* Instructions for the task: Repeat exactly each line of the data provided below.

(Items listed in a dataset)

◆ ◆ ◆ ◆

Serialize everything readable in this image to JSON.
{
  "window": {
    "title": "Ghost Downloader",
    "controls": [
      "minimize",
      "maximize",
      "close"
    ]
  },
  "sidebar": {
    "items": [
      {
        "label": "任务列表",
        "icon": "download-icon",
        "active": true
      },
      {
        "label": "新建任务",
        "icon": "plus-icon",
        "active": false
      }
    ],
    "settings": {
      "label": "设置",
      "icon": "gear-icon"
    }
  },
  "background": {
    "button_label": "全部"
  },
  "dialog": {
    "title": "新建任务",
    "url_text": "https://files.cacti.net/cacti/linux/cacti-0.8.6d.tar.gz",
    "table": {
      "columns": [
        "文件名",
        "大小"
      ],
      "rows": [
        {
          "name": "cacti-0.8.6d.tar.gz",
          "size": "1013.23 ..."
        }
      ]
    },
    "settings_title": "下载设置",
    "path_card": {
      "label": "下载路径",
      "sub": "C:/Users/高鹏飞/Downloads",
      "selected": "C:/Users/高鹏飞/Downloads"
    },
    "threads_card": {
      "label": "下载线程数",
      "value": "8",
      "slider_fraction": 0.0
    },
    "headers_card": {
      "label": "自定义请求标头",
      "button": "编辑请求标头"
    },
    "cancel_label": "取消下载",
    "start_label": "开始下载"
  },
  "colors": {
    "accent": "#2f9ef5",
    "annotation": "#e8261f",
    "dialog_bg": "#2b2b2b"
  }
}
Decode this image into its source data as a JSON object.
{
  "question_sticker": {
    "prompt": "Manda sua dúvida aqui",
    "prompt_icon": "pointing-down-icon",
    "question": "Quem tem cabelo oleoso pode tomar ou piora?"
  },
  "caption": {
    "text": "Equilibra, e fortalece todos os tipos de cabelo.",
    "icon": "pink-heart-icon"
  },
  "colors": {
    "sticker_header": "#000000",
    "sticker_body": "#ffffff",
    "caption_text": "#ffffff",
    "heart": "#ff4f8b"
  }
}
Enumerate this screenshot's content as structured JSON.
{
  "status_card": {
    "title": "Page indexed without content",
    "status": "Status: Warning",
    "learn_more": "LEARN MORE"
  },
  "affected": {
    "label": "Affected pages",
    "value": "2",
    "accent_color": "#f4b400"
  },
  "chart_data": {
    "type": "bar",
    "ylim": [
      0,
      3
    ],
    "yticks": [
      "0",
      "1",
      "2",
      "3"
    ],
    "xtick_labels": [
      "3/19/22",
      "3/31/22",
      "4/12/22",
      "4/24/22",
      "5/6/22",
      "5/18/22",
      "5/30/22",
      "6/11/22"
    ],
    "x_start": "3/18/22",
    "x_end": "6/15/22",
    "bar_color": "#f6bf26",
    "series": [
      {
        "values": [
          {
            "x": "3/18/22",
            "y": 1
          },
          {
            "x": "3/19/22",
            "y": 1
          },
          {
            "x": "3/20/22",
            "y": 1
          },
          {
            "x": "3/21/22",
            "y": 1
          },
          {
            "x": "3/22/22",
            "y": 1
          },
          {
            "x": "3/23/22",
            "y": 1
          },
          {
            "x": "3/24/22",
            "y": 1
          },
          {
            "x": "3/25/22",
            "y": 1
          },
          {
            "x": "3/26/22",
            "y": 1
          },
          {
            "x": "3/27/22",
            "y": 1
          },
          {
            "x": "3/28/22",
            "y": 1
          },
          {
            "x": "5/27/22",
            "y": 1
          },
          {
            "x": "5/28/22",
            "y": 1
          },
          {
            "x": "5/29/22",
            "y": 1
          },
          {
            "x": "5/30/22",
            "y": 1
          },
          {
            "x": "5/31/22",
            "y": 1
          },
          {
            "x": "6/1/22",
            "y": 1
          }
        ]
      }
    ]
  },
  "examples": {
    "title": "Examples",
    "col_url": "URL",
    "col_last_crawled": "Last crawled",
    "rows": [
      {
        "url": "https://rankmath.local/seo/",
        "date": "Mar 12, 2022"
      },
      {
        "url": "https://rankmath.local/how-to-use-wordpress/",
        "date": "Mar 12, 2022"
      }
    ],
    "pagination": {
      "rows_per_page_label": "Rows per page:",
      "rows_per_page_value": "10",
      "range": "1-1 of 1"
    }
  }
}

◆ ◆ ◆ ◆

* Answer to this problem:
Serialize everything readable in this image to JSON.
{
  "window": {
    "title": "Ghost Downloader",
    "controls": [
      "minimize",
      "maximize",
      "close"
    ]
  },
  "sidebar": {
    "items": [
      {
        "label": "任务列表",
        "icon": "download-icon",
        "active": true
      },
      {
        "label": "新建任务",
        "icon": "plus-icon",
        "active": false
      }
    ],
    "settings": {
      "label": "设置",
      "icon": "gear-icon"
    }
  },
  "background": {
    "button_label": "全部"
  },
  "dialog": {
    "title": "新建任务",
    "url_text": "https://files.cacti.net/cacti/linux/cacti-0.8.6d.tar.gz",
    "table": {
      "columns": [
        "文件名",
        "大小"
      ],
      "rows": [
        {
          "name": "cacti-0.8.6d.tar.gz",
          "size": "1013.23 ..."
        }
      ]
    },
    "settings_title": "下载设置",
    "path_card": {
      "label": "下载路径",
      "sub": "C:/Users/高鹏飞/Downloads",
      "selected": "C:/Users/高鹏飞/Downloads"
    },
    "threads_card": {
      "label": "下载线程数",
      "value": "8",
      "slider_fraction": 0.0
    },
    "headers_card": {
      "label": "自定义请求标头",
      "button": "编辑请求标头"
    },
    "cancel_label": "取消下载",
    "start_label": "开始下载"
  },
  "colors": {
    "accent": "#2f9ef5",
    "annotation": "#e8261f",
    "dialog_bg": "#2b2b2b"
  }
}
Decode this image into its source data as a JSON object.
{
  "question_sticker": {
    "prompt": "Manda sua dúvida aqui",
    "prompt_icon": "pointing-down-icon",
    "question": "Quem tem cabelo oleoso pode tomar ou piora?"
  },
  "caption": {
    "text": "Equilibra, e fortalece todos os tipos de cabelo.",
    "icon": "pink-heart-icon"
  },
  "colors": {
    "sticker_header": "#000000",
    "sticker_body": "#ffffff",
    "caption_text": "#ffffff",
    "heart": "#ff4f8b"
  }
}
Enumerate this screenshot's content as structured JSON.
{
  "status_card": {
    "title": "Page indexed without content",
    "status": "Status: Warning",
    "learn_more": "LEARN MORE"
  },
  "affected": {
    "label": "Affected pages",
    "value": "2",
    "accent_color": "#f4b400"
  },
  "chart_data": {
    "type": "bar",
    "ylim": [
      0,
      3
    ],
    "yticks": [
      "0",
      "1",
      "2",
      "3"
    ],
    "xtick_labels": [
      "3/19/22",
      "3/31/22",
      "4/12/22",
      "4/24/22",
      "5/6/22",
      "5/18/22",
      "5/30/22",
      "6/11/22"
    ],
    "x_start": "3/18/22",
    "x_end": "6/15/22",
    "bar_color": "#f6bf26",
    "series": [
      {
        "values": [
          {
            "x": "3/18/22",
            "y": 1
          },
          {
            "x": "3/19/22",
            "y": 1
          },
          {
            "x": "3/20/22",
            "y": 1
          },
          {
            "x": "3/21/22",
            "y": 1
          },
          {
            "x": "3/22/22",
            "y": 1
          },
          {
            "x": "3/23/22",
            "y": 1
          },
          {
            "x": "3/24/22",
            "y": 1
          },
          {
            "x": "3/25/22",
            "y": 1
          },
          {
            "x": "3/26/22",
            "y": 1
          },
          {
            "x": "3/27/22",
            "y": 1
          },
          {
            "x": "3/28/22",
            "y": 1
          },
          {
            "x": "5/27/22",
            "y": 1
          },
          {
            "x": "5/28/22",
            "y": 1
          },
          {
            "x": "5/29/22",
            "y": 1
          },
          {
            "x": "5/30/22",
            "y": 1
          },
          {
            "x": "5/31/22",
            "y": 1
          },
          {
            "x": "6/1/22",
            "y": 1
          }
        ]
      }
    ]
  },
  "examples": {
    "title": "Examples",
    "col_url": "URL",
    "col_last_crawled": "Last crawled",
    "rows": [
      {
        "url": "https://rankmath.local/seo/",
        "date": "Mar 12, 2022"
      },
      {
        "url": "https://rankmath.local/how-to-use-wordpress/",
        "date": "Mar 12, 2022"
      }
    ],
    "pagination": {
      "rows_per_page_label": "Rows per page:",
      "rows_per_page_value": "10",
      "range": "1-1 of 1"
    }
  }
}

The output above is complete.